Exercise brief: Consider the data that follows and state how many lines contain the string "delegated", using the number alone.

Data excerpts:
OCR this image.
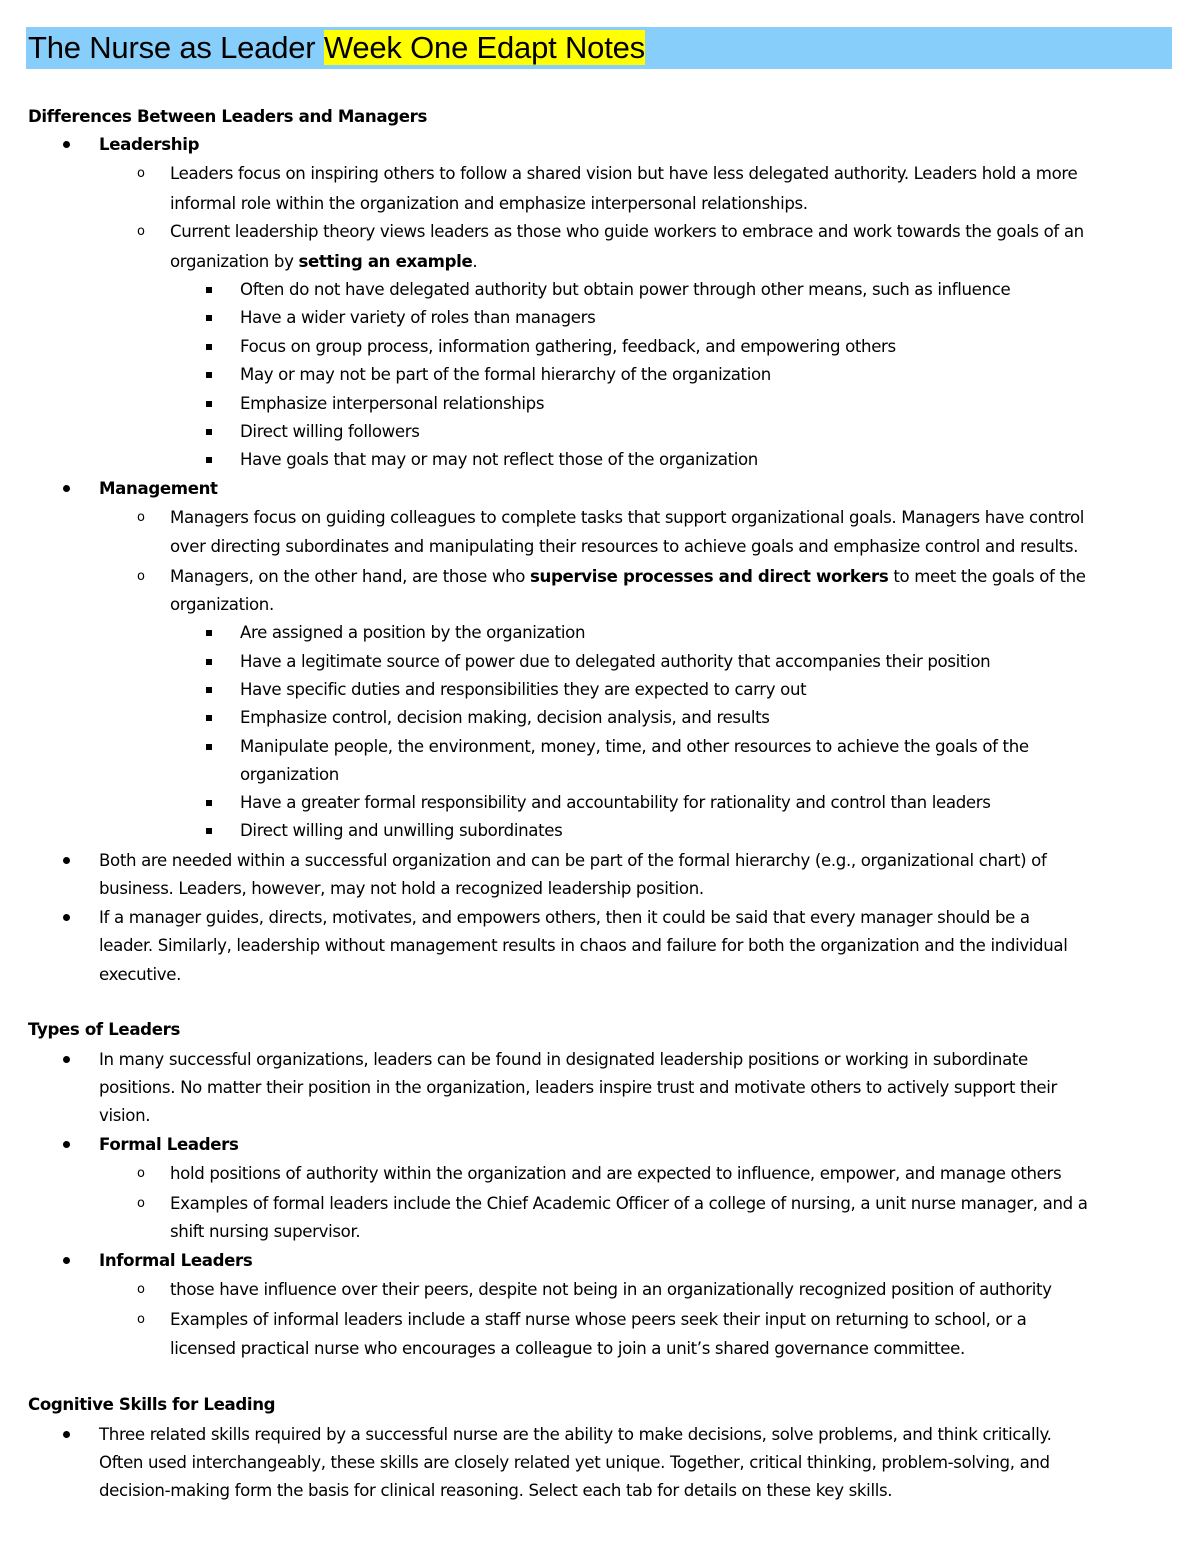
The Nurse as Leader Week One Edapt Notes
Differences Between Leaders and Managers
Leadership
o Leaders focus on inspiring others to follow a shared vision but have less delegated authority. Leaders hold a more
informal role within the organization and emphasize interpersonal relationships.
o Current leadership theory views leaders as those who guide workers to embrace and work towards the goals of an
organization by setting an example.
Often do not have delegated authority but obtain power through other means, such as influence
Have a wider variety of roles than managers
Focus on group process, information gathering, feedback, and empowering others
May or may not be part of the formal hierarchy of the organization
Emphasize interpersonal relationships
Direct willing followers
Have goals that may or may not reflect those of the organization
Management
o Managers focus on guiding colleagues to complete tasks that support organizational goals. Managers have control
over directing subordinates and manipulating their resources to achieve goals and emphasize control and results.
o Managers, on the other hand, are those who supervise processes and direct workers to meet the goals of the
organization.
Are assigned a position by the organization
Have a legitimate source of power due to delegated authority that accompanies their position
Have specific duties and responsibilities they are expected to carry out
Emphasize control, decision making, decision analysis, and results
Manipulate people, the environment, money, time, and other resources to achieve the goals of the
organization
Have a greater formal responsibility and accountability for rationality and control than leaders
Direct willing and unwilling subordinates
Both are needed within a successful organization and can be part of the formal hierarchy (e.g., organizational chart) of
business. Leaders, however, may not hold a recognized leadership position.
If a manager guides, directs, motivates, and empowers others, then it could be said that every manager should be a
leader. Similarly, leadership without management results in chaos and failure for both the organization and the individual
executive.
Types of Leaders
In many successful organizations, leaders can be found in designated leadership positions or working in subordinate
positions. No matter their position in the organization, leaders inspire trust and motivate others to actively support their
vision.
Formal Leaders
o hold positions of authority within the organization and are expected to influence, empower, and manage others
o Examples of formal leaders include the Chief Academic Officer of a college of nursing, a unit nurse manager, and a
shift nursing supervisor.
Informal Leaders
o those have influence over their peers, despite not being in an organizationally recognized position of authority
o Examples of informal leaders include a staff nurse whose peers seek their input on returning to school, or a
licensed practical nurse who encourages a colleague to join a unit’s shared governance committee.
Cognitive Skills for Leading
Three related skills required by a successful nurse are the ability to make decisions, solve problems, and think critically.
Often used interchangeably, these skills are closely related yet unique. Together, critical thinking, problem-solving, and
decision-making form the basis for clinical reasoning. Select each tab for details on these key skills.
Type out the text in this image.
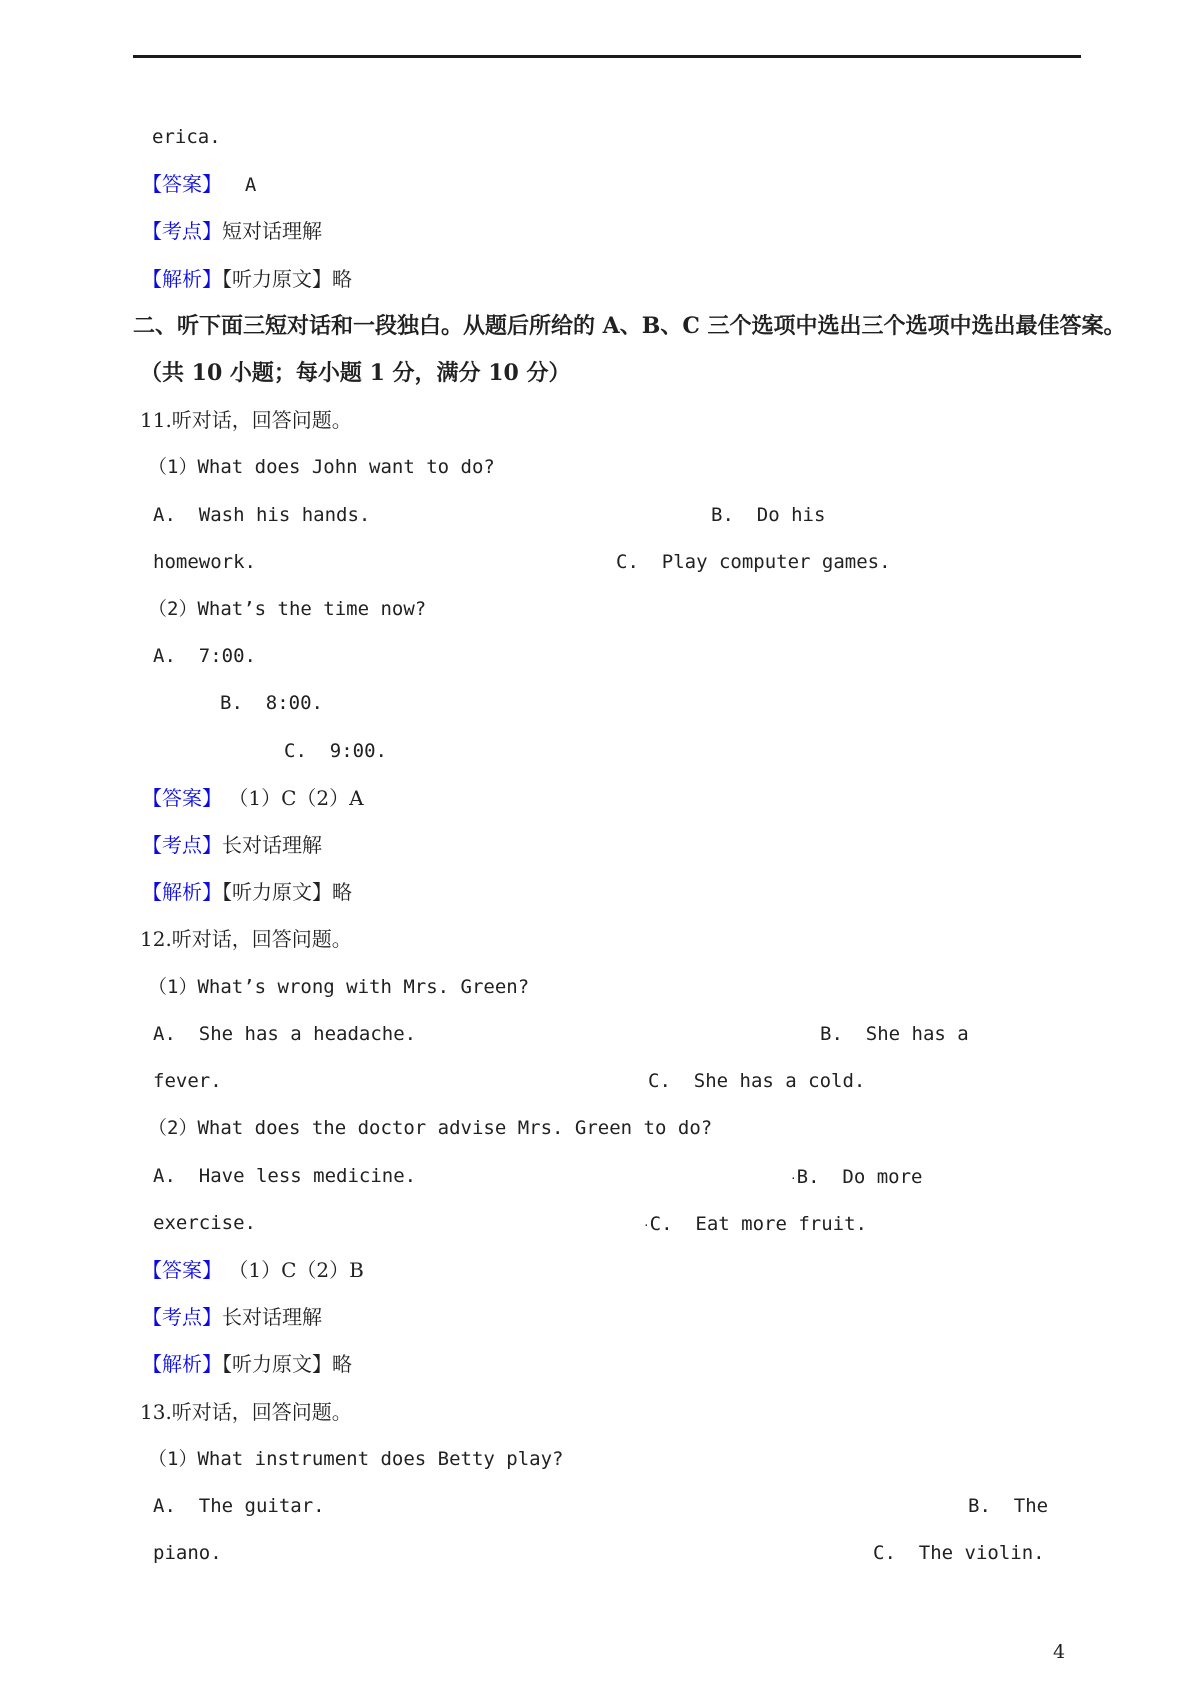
erica.
【答案】  A
【考点】短对话理解
【解析】【听力原文】略
二、听下面三短对话和一段独白。从题后所给的 A、B、C 三个选项中选出三个选项中选出最佳答案。
（共 10 小题；每小题 1 分，满分 10 分）
11.听对话，回答问题。
（1）What does John want to do?
A.  Wash his hands.	B.  Do his
homework.	C.  Play computer games.
（2）What’s the time now?
A.  7:00.
B.  8:00.
C.  9:00.
【答案】 （1）C（2）A
【考点】长对话理解
【解析】【听力原文】略
12.听对话，回答问题。
（1）What’s wrong with Mrs. Green?
A.  She has a headache.	B.  She has a
fever.	C.  She has a cold.
（2）What does the doctor advise Mrs. Green to do?
A.  Have less medicine.	.B.  Do more
exercise.	.C.  Eat more fruit.
【答案】 （1）C（2）B
【考点】长对话理解
【解析】【听力原文】略
13.听对话，回答问题。
（1）What instrument does Betty play?
A.  The guitar.	B.  The
piano.	C.  The violin.
4
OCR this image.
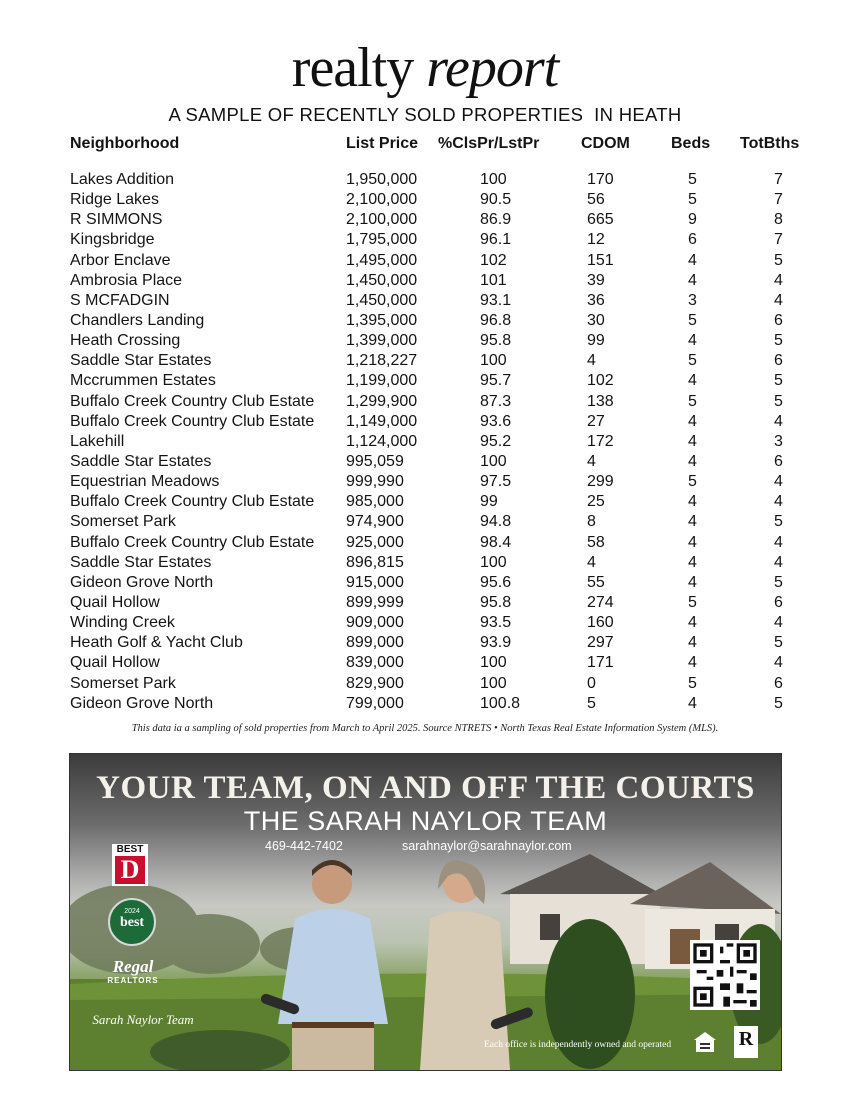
realty report
A SAMPLE OF RECENTLY SOLD PROPERTIES  IN HEATH
Neighborhood	List Price	%ClsPr/LstPr	CDOM	Beds	TotBths

Lakes Addition	1,950,000	100	170	5	7
Ridge Lakes	2,100,000	90.5	56	5	7
R SIMMONS	2,100,000	86.9	665	9	8
Kingsbridge	1,795,000	96.1	12	6	7
Arbor Enclave	1,495,000	102	151	4	5
Ambrosia Place	1,450,000	101	39	4	4
S MCFADGIN	1,450,000	93.1	36	3	4
Chandlers Landing	1,395,000	96.8	30	5	6
Heath Crossing	1,399,000	95.8	99	4	5
Saddle Star Estates	1,218,227	100	4	5	6
Mccrummen Estates	1,199,000	95.7	102	4	5
Buffalo Creek Country Club Estate	1,299,900	87.3	138	5	5
Buffalo Creek Country Club Estate	1,149,000	93.6	27	4	4
Lakehill	1,124,000	95.2	172	4	3
Saddle Star Estates	995,059	100	4	4	6
Equestrian Meadows	999,990	97.5	299	5	4
Buffalo Creek Country Club Estate	985,000	99	25	4	4
Somerset Park	974,900	94.8	8	4	5
Buffalo Creek Country Club Estate	925,000	98.4	58	4	4
Saddle Star Estates	896,815	100	4	4	4
Gideon Grove North	915,000	95.6	55	4	5
Quail Hollow	899,999	95.8	274	5	6
Winding Creek	909,000	93.5	160	4	4
Heath Golf & Yacht Club	899,000	93.9	297	4	5
Quail Hollow	839,000	100	171	4	4
Somerset Park	829,900	100	0	5	6
Gideon Grove North	799,000	100.8	5	4	5
This data ia a sampling of sold properties from March to April 2025. Source NTRETS • North Texas Real Estate Information System (MLS).
YOUR TEAM, ON AND OFF THE COURTS
THE SARAH NAYLOR TEAM
469-442-7402	sarahnaylor@sarahnaylor.com
BEST
D
2024
best
Regal
REALTORS
Sarah Naylor Team
Each office is independently owned and operated	R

Final answer: 3